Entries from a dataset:
** Begin **
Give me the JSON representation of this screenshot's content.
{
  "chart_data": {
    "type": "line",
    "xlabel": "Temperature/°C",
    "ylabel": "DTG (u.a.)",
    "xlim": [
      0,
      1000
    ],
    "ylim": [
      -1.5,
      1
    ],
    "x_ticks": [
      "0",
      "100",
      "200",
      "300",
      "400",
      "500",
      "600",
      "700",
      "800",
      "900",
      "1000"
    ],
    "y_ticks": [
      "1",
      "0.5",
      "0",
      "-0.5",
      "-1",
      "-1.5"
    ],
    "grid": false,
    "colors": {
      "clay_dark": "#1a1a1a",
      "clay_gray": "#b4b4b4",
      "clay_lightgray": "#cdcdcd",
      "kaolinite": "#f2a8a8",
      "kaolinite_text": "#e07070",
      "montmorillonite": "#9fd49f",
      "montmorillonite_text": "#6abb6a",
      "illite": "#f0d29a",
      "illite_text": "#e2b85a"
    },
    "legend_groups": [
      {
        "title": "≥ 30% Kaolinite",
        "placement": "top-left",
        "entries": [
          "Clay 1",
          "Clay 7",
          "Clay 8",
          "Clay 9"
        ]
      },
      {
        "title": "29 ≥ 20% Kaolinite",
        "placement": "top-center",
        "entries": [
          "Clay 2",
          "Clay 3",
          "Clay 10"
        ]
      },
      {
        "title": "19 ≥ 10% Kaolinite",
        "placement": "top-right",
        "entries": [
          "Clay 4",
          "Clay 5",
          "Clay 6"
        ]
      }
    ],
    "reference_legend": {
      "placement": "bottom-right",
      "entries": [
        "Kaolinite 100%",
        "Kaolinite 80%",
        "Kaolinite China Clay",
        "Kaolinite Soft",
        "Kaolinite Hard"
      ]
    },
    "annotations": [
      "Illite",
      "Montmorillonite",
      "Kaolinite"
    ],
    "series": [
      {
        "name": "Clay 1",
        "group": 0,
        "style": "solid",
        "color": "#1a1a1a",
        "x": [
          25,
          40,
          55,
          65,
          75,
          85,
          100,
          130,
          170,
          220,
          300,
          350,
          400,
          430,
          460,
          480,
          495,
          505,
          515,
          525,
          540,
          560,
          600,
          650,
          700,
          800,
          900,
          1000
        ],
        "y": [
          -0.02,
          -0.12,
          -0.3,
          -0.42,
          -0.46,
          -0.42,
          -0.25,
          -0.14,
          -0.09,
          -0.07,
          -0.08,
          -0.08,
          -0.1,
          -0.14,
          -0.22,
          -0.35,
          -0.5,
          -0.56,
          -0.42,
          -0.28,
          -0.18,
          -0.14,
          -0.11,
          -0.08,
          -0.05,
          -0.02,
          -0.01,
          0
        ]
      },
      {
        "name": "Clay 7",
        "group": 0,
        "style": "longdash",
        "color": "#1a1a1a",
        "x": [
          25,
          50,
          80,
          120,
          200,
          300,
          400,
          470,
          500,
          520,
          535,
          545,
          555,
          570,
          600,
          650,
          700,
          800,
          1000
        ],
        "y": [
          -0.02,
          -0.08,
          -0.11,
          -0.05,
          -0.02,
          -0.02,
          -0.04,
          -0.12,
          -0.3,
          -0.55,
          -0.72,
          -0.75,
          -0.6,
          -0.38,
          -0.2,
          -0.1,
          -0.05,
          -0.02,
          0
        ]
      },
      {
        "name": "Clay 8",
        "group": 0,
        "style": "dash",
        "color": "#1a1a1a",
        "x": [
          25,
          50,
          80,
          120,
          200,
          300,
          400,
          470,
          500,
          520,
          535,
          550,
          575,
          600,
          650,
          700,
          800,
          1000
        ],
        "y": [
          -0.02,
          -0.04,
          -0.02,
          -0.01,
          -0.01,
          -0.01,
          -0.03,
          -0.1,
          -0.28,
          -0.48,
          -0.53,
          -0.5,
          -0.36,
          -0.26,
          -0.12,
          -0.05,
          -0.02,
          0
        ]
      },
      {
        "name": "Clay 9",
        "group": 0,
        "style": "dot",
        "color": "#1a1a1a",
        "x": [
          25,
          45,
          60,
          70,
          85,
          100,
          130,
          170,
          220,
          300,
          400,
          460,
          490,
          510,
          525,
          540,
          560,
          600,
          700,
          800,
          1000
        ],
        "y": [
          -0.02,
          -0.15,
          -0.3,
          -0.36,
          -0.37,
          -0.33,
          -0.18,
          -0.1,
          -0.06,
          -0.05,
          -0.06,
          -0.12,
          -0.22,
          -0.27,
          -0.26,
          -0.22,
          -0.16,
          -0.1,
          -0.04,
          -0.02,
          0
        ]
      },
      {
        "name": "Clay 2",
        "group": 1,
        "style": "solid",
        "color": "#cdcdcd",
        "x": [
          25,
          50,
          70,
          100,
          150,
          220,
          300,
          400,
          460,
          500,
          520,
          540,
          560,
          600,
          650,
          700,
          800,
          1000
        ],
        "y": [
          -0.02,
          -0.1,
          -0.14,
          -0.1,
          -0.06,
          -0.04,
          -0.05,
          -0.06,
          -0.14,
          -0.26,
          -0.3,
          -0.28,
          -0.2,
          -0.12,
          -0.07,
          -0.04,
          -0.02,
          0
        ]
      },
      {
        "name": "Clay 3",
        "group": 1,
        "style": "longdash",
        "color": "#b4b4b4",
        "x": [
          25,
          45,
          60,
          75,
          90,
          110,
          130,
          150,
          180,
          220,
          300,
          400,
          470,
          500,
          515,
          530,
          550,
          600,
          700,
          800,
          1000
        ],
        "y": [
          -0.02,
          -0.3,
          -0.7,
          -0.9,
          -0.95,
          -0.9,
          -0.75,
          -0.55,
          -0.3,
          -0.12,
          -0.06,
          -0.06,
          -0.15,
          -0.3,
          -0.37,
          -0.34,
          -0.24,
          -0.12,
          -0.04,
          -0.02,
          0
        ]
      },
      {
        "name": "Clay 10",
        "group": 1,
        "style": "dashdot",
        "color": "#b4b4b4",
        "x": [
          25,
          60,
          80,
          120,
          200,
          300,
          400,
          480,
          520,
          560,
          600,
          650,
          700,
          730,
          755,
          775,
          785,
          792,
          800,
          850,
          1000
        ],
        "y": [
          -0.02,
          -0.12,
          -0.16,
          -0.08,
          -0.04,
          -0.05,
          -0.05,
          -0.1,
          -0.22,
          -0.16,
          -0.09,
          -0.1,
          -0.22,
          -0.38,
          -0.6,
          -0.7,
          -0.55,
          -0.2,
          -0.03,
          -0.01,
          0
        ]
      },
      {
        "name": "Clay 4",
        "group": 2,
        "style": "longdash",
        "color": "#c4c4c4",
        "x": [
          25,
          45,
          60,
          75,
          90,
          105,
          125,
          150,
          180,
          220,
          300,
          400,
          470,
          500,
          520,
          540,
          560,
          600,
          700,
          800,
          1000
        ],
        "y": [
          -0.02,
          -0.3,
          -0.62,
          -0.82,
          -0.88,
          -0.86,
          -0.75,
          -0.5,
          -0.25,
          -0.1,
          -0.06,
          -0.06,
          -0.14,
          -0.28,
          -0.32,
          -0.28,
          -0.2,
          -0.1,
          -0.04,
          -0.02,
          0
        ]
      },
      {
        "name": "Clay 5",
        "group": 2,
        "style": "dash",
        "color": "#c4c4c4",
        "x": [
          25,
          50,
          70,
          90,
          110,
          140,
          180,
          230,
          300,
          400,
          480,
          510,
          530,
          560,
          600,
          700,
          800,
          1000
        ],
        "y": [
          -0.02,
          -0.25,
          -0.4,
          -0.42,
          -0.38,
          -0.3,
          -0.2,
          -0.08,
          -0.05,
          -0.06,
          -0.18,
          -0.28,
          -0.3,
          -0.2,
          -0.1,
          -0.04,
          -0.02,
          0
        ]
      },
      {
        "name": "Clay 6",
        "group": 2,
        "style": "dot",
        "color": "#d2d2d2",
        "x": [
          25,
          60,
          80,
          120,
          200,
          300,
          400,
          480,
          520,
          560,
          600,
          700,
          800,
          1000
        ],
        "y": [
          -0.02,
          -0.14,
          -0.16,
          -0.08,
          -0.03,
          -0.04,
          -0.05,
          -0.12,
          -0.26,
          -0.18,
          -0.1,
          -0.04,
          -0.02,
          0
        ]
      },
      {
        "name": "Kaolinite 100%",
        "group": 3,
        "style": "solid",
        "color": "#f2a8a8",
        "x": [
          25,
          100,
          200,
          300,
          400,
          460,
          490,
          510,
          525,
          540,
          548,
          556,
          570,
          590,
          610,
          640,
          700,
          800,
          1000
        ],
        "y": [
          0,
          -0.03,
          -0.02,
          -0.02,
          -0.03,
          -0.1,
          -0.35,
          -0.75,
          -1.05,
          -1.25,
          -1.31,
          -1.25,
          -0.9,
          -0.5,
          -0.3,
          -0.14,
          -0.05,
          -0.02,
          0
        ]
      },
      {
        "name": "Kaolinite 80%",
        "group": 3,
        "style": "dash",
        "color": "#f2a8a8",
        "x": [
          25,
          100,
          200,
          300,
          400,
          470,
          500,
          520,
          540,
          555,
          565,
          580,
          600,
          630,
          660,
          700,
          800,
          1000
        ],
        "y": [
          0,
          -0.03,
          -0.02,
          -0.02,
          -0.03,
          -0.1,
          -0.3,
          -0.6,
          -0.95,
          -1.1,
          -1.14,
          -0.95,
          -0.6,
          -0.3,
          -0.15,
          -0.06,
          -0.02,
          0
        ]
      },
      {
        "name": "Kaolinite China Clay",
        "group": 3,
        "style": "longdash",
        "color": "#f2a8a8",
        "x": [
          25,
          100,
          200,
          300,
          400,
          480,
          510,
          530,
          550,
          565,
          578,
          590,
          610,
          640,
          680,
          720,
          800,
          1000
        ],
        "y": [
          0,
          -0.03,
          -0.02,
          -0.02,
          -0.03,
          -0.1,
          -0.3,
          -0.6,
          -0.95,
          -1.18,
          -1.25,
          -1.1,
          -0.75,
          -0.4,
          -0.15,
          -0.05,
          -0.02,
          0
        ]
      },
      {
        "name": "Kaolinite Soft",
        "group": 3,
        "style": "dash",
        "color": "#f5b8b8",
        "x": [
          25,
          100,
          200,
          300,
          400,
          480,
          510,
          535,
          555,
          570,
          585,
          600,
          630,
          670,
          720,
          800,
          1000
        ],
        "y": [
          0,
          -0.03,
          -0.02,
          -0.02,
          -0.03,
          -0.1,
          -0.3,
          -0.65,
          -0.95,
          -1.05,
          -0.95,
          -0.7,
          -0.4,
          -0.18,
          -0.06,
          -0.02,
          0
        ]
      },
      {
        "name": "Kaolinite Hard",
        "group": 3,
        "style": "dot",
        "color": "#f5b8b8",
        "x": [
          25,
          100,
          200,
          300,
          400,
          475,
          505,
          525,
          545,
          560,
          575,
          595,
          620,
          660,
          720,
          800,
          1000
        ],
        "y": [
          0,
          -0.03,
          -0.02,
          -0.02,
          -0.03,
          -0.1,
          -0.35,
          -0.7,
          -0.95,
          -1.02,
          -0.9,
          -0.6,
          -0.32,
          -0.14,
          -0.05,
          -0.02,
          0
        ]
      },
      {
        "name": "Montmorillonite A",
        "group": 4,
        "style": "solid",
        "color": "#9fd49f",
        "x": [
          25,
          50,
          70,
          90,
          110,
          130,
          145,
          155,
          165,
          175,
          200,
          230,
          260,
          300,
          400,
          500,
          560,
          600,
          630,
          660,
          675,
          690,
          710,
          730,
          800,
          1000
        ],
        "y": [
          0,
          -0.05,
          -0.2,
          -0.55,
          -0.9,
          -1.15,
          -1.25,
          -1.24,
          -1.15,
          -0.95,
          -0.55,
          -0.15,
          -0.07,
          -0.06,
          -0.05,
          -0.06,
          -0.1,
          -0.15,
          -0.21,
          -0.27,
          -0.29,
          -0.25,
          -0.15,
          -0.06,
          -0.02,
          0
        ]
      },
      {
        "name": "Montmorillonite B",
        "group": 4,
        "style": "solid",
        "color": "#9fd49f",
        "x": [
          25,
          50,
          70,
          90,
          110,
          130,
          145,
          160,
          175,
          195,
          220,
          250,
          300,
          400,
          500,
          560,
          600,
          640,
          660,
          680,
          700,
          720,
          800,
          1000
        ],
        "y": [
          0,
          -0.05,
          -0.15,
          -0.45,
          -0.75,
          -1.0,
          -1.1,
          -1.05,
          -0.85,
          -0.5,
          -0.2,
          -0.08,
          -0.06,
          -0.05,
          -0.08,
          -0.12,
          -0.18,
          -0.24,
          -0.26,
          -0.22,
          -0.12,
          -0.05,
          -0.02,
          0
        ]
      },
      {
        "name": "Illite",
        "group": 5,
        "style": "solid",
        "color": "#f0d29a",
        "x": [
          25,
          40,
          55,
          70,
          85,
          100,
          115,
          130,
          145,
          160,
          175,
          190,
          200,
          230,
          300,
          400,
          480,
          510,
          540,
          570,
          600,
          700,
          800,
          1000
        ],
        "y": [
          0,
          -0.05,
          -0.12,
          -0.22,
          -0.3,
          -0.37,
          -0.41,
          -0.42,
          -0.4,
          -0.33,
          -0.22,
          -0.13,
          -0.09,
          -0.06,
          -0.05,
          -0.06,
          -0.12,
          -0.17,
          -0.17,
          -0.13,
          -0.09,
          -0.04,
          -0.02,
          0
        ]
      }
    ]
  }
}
** End **
→ What you have to do:
List every line above that contains the word "placement".

→ Exercise response:
        "placement": "top-left",
        "placement": "top-center",
        "placement": "top-right",
      "placement": "bottom-right",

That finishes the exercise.